● **Page excerpt**

Jok Jau Evong truly appreciated being in Berkeley this month. After all, the Malaysian government had confiscated his passport for nearly a decade.
The soft-spoken Kayan headman of Uma Bawang, a village in the Sarawak province of Malaysian Borneo, talked thoughtfully and purposefully about how his people have turned the tools of technology and litigation in their favor to win indigenous land rights and prevent environmental depredation.
Much of the monetary support for Jok Jau’s village and other threatened areas in Sarawak comes from the Berkeley-based Earth Island Institute’s Borneo Project, which hosted a $25 per plate dinner that included a presentation and slide show by Jok Jau. (Under Mayor Loni Hancock, the City of Berkeley also established a “sister city” relationship with Uma Bawang in 1991.) In recent years, technology transfers and grassroots organizing by the Borneo Project, in conjunction with Jok Jau’s Friends of the Earth Malaysia (Sahabat Alam Malaysia, or SAM), has had great effect in this region.
The indigenous people of Sarawak — including the Kayan, Penan and Iban — have been battling against the destructive forces of logging, palm oil and tree plantations and paper mills for over two decades. They have been hindered by the inability to clearly define land boundaries; under Malay law, indigenous rights supercede all others.
“The constitution grants native people rights to land, but it didn’t map out the land,” said Joe Lamb of the Borneo Project. “There’s all this land that’s vaguely Native Customary Land (NCL), but most native peoples don’t have surveyed boundaries. The government gives logging licenses and companies come in and start poaching on areas that haven’t been clearly defined.”
The Borneo Project helped last March by purchasing satellite imagery covering all of Sarawak. The Malaysian government had played a cat-and-mouse game with natives for years, restricting access to maps, even making the surveying of land illegal. With satellite imagery, the villagers now use handheld GPS units to identify areas of significance and check boundary data.
“They do have rights to the land,” said Lamb. “But they have to go out and aggressively map it and pursue those rights.”
The maps proved useful during a key environmental battle last year. Thanks to dozens of letters, including maps of land claims, the Sarawak Ministry of Resource Planning removed Uma Bawang lands from an palm oil plantation concession.
Lamb emphasized the technological expertise that now exists locally in Borneo. “These guys have gone in seven years from making rough sketch maps to using GPS systems and computers,” he said. “They’re making very sophisticated maps and they’re teaching lots of other villages how to do it.”
The completion of a microhydro power system last year in the village of Long Lawen also demonstrated the cooperation between the Borneo Project, SAM, and several other environmental organizations. The water-driven generator replaces more expensive and polluting diesel apparatuses.
The Borneo Project also hosted a resource management workshop last May, inviting 55 persons from nine rural villages. Under a concept known as “community-based resource management,” locals are urged to battle government-driven decision making and become active in conservation strategies, business plans, watershed management and monitoring. In the five-day workshop, participants visited a reforestation site in Uma Bawang, where fast-growing illipe nut trees provide fish bait, wild boar food and valuable hard wood. Visitors from Indonesian Borneo discussed a rattan cultivation project comprising 35 communities in their country.

● **Exercise**
In the Sarawak article, in what year did Berkeley establish a sister-city relationship with Uma Bawang? Answer using only the Sarawak article.

● **Dataset content**
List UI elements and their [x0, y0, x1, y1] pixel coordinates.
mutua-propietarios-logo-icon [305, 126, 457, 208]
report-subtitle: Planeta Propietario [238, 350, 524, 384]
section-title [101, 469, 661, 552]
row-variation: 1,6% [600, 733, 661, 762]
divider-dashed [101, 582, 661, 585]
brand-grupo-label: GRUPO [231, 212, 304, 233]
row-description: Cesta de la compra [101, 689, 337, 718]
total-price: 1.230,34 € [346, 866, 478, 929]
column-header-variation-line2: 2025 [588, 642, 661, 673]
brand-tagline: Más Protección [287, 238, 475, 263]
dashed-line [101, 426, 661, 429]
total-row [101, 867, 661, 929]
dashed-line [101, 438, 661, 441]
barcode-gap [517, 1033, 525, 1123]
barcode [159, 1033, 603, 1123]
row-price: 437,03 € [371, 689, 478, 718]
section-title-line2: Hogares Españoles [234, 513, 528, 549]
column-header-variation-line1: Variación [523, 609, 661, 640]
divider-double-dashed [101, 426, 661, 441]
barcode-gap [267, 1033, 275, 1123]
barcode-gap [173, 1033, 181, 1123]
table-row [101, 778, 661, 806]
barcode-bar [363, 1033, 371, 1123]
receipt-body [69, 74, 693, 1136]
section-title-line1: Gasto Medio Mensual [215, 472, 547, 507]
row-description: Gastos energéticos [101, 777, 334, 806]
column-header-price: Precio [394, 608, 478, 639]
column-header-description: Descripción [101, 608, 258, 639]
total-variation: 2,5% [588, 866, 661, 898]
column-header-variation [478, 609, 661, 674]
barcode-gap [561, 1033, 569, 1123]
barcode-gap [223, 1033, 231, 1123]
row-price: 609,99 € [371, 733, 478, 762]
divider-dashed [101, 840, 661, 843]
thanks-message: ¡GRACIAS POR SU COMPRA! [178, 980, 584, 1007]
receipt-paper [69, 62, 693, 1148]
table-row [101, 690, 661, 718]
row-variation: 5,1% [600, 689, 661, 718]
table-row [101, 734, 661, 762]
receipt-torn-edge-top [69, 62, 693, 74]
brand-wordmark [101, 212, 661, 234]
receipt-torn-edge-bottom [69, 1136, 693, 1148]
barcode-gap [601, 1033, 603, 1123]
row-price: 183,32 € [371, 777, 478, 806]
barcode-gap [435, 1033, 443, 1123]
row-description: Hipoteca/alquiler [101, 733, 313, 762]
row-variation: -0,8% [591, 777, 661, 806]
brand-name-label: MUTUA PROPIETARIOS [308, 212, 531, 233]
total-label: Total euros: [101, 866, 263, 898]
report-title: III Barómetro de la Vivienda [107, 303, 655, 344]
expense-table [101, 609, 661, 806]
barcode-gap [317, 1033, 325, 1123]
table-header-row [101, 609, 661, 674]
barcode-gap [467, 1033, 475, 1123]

● **Written answer**
1991